__Exercise details__:
Check each line of the material below for "package". Report how many have it, with no other words.

'''

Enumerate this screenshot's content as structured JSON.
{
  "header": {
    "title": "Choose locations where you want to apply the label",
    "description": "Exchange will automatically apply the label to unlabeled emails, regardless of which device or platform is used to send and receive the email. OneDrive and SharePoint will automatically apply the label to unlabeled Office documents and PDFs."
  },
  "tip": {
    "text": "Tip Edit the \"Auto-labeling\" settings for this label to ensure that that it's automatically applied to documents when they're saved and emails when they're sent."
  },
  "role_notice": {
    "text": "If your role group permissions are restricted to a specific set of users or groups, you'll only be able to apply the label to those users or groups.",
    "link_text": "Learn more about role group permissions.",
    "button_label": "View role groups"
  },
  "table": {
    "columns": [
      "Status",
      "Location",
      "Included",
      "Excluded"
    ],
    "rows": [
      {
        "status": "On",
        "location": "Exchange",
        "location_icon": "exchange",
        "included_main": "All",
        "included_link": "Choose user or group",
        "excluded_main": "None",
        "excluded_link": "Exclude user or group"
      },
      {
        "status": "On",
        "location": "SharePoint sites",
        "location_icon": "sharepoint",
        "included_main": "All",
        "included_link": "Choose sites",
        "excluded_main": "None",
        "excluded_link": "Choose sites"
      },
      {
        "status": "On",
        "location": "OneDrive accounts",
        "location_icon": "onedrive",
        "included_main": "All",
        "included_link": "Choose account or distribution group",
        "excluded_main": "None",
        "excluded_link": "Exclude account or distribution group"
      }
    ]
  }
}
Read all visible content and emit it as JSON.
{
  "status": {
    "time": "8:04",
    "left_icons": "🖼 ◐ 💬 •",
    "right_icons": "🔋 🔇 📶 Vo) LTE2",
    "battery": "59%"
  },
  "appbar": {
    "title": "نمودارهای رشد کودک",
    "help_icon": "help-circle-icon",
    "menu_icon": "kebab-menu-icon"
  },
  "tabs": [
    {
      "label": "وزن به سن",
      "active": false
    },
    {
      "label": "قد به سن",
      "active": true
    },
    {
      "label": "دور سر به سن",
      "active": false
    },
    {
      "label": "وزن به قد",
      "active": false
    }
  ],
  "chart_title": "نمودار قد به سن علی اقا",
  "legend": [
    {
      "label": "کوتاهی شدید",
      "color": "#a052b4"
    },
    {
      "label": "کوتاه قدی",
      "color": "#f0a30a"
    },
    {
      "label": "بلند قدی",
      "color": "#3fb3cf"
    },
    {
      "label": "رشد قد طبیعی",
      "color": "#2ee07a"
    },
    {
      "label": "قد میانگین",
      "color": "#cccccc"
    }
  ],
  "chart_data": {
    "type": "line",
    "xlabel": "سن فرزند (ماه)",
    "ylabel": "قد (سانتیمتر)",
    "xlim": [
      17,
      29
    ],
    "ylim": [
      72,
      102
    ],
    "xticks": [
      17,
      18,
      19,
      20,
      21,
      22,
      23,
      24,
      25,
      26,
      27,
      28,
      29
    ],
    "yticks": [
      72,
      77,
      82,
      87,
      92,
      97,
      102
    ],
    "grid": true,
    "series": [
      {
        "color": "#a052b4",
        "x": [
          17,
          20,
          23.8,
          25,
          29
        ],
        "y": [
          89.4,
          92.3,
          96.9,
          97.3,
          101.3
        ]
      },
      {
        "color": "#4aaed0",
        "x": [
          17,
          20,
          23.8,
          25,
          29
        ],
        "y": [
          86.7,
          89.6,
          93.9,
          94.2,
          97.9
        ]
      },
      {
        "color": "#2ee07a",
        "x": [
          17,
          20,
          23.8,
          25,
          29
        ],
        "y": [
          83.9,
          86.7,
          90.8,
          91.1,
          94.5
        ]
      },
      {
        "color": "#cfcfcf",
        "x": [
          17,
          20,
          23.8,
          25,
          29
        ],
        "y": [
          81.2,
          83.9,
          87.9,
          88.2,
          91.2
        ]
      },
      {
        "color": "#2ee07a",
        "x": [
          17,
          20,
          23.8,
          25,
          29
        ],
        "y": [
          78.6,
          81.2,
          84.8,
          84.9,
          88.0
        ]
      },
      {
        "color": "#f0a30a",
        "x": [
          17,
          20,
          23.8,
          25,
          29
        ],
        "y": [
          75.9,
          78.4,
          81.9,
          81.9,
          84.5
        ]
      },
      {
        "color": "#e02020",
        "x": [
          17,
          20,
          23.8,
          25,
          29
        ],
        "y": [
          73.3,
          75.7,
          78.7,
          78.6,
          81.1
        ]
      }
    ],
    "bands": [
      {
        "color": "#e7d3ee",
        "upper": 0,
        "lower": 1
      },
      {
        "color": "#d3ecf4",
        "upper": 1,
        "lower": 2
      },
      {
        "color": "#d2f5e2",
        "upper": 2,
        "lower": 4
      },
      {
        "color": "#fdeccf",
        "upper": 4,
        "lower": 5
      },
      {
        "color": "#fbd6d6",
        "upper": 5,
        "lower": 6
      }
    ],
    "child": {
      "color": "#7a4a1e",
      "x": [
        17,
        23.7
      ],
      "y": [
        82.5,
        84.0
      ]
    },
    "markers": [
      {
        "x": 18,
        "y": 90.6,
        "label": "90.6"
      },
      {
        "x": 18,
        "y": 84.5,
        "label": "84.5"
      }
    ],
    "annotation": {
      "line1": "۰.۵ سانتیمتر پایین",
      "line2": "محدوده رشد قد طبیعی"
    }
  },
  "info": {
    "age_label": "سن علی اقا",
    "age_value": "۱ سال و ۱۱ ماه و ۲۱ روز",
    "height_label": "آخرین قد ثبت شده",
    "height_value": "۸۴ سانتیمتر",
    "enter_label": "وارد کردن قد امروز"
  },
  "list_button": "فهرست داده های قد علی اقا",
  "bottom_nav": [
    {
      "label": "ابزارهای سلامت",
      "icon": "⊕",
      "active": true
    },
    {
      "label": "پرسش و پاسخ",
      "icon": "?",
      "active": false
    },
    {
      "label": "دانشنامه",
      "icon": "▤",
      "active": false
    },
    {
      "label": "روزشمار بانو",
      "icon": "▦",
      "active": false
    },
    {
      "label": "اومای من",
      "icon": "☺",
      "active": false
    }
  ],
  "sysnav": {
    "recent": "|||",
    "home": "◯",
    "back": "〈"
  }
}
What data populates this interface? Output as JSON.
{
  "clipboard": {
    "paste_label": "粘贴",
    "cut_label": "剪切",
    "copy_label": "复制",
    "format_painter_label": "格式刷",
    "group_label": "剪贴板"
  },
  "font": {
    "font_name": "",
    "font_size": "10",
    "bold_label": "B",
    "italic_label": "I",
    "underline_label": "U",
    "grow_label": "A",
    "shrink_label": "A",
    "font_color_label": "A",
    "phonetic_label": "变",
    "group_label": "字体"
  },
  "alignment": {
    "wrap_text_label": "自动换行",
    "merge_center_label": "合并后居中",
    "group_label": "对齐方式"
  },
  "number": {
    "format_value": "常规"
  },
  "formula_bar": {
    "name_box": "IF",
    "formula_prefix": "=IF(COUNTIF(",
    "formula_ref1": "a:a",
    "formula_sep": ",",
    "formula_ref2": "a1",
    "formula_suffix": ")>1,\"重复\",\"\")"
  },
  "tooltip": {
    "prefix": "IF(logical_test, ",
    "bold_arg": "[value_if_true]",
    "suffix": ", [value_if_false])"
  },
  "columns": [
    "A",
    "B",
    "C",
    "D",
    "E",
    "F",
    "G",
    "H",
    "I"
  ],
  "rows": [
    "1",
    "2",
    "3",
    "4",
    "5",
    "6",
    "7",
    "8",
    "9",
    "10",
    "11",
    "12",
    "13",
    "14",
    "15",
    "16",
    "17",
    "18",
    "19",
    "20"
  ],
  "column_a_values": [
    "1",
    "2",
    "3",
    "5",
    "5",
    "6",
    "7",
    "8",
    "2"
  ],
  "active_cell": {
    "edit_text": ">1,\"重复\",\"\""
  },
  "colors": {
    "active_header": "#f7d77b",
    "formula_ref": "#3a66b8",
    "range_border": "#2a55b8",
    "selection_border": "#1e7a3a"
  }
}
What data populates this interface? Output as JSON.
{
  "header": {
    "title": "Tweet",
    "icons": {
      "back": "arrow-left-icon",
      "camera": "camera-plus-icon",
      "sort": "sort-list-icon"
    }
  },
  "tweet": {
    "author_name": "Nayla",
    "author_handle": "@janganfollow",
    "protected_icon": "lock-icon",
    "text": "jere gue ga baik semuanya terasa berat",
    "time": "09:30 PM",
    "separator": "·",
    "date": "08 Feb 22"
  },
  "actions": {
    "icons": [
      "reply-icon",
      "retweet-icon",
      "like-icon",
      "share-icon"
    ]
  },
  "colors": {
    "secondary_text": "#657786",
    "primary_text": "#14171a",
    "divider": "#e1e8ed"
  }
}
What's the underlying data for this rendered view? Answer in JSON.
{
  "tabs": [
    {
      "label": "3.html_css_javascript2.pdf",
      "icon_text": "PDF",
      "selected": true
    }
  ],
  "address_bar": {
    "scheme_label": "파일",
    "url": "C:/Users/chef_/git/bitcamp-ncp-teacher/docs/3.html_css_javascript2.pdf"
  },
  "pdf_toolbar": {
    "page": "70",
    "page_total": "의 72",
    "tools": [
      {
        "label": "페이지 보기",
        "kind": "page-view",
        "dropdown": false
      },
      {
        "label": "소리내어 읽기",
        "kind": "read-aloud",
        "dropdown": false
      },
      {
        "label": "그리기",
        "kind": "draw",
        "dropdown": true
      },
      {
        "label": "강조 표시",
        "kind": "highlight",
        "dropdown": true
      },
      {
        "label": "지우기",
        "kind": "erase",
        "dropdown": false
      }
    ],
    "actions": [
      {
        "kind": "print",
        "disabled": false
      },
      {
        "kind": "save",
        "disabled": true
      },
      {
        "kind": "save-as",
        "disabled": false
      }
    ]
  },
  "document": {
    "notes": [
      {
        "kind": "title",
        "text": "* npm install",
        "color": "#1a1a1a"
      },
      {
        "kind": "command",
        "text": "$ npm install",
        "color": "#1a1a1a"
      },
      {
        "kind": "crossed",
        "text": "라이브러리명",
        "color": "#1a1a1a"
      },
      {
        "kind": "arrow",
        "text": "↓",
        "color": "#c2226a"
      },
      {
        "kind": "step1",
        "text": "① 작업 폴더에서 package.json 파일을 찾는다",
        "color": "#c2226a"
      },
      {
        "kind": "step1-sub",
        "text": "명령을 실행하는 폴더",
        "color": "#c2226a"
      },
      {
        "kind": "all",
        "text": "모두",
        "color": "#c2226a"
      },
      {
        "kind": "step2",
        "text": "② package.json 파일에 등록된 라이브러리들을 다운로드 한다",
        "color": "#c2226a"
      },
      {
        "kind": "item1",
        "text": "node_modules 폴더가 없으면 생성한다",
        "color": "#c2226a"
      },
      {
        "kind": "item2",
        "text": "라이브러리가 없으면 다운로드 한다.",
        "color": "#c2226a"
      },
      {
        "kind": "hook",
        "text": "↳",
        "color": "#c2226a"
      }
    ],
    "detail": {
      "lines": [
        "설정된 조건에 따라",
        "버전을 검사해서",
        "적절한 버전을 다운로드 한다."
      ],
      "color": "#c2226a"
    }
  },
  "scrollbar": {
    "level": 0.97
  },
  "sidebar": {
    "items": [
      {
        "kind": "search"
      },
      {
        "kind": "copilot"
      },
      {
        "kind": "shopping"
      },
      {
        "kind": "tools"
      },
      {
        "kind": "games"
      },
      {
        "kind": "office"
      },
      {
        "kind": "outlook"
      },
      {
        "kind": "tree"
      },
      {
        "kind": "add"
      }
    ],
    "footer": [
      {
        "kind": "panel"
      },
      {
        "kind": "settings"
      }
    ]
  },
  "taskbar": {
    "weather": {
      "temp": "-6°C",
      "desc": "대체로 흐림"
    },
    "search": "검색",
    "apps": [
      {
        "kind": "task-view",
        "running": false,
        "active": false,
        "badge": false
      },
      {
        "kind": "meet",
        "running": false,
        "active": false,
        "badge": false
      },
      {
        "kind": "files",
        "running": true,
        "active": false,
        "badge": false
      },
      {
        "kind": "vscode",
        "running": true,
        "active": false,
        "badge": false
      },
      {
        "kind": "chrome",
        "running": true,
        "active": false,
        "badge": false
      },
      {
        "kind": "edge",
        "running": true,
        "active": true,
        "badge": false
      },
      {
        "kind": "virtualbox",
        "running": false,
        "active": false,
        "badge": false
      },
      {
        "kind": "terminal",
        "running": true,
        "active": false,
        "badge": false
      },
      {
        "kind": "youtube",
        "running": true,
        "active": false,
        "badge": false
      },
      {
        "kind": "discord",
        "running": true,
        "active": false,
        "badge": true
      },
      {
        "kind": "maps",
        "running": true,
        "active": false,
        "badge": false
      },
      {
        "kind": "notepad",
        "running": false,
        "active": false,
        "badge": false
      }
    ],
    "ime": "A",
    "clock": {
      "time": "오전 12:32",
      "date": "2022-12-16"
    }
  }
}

'''

__Task output__:
2